== Stated exercise ==
Print the entries below in their entirety, exactly as they are written.

[Collected data]
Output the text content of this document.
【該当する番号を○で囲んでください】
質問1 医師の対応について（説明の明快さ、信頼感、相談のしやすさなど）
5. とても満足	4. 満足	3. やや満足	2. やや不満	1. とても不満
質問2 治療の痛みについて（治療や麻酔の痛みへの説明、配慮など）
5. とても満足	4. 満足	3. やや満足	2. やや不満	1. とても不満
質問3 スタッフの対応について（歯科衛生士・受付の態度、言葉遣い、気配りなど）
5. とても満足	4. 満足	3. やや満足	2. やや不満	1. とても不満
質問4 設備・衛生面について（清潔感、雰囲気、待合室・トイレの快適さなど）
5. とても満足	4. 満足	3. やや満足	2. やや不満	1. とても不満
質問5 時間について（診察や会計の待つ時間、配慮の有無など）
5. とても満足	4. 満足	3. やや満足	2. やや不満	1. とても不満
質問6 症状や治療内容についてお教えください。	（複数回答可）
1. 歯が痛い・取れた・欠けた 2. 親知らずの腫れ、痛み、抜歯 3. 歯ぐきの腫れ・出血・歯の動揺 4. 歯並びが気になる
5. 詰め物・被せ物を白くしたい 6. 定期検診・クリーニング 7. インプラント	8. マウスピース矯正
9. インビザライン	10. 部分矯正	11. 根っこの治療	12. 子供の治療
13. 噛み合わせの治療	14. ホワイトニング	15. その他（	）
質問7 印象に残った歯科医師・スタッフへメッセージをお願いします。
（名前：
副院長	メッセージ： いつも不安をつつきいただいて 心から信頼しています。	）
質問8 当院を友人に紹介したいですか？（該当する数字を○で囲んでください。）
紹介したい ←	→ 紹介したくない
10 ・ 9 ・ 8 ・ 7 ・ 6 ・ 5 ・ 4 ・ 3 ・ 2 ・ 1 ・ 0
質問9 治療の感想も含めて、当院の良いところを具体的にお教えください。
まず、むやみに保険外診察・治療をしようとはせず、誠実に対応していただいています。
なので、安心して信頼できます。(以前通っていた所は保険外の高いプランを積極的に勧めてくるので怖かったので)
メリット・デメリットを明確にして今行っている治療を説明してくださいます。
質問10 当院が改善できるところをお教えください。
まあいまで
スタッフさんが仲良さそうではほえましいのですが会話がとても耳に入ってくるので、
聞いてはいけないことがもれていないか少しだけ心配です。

== Final result ==
Output the text content of this document.
【該当する番号を○で囲んでください】
質問1 医師の対応について（説明の明快さ、信頼感、相談のしやすさなど）
5. とても満足	4. 満足	3. やや満足	2. やや不満	1. とても不満
質問2 治療の痛みについて（治療や麻酔の痛みへの説明、配慮など）
5. とても満足	4. 満足	3. やや満足	2. やや不満	1. とても不満
質問3 スタッフの対応について（歯科衛生士・受付の態度、言葉遣い、気配りなど）
5. とても満足	4. 満足	3. やや満足	2. やや不満	1. とても不満
質問4 設備・衛生面について（清潔感、雰囲気、待合室・トイレの快適さなど）
5. とても満足	4. 満足	3. やや満足	2. やや不満	1. とても不満
質問5 時間について（診察や会計の待つ時間、配慮の有無など）
5. とても満足	4. 満足	3. やや満足	2. やや不満	1. とても不満
質問6 症状や治療内容についてお教えください。	（複数回答可）
1. 歯が痛い・取れた・欠けた 2. 親知らずの腫れ、痛み、抜歯 3. 歯ぐきの腫れ・出血・歯の動揺 4. 歯並びが気になる
5. 詰め物・被せ物を白くしたい 6. 定期検診・クリーニング 7. インプラント	8. マウスピース矯正
9. インビザライン	10. 部分矯正	11. 根っこの治療	12. 子供の治療
13. 噛み合わせの治療	14. ホワイトニング	15. その他（	）
質問7 印象に残った歯科医師・スタッフへメッセージをお願いします。
（名前：
副院長	メッセージ： いつも不安をつつきいただいて 心から信頼しています。	）
質問8 当院を友人に紹介したいですか？（該当する数字を○で囲んでください。）
紹介したい ←	→ 紹介したくない
10 ・ 9 ・ 8 ・ 7 ・ 6 ・ 5 ・ 4 ・ 3 ・ 2 ・ 1 ・ 0
質問9 治療の感想も含めて、当院の良いところを具体的にお教えください。
まず、むやみに保険外診察・治療をしようとはせず、誠実に対応していただいています。
なので、安心して信頼できます。(以前通っていた所は保険外の高いプランを積極的に勧めてくるので怖かったので)
メリット・デメリットを明確にして今行っている治療を説明してくださいます。
質問10 当院が改善できるところをお教えください。
まあいまで
スタッフさんが仲良さそうではほえましいのですが会話がとても耳に入ってくるので、
聞いてはいけないことがもれていないか少しだけ心配です。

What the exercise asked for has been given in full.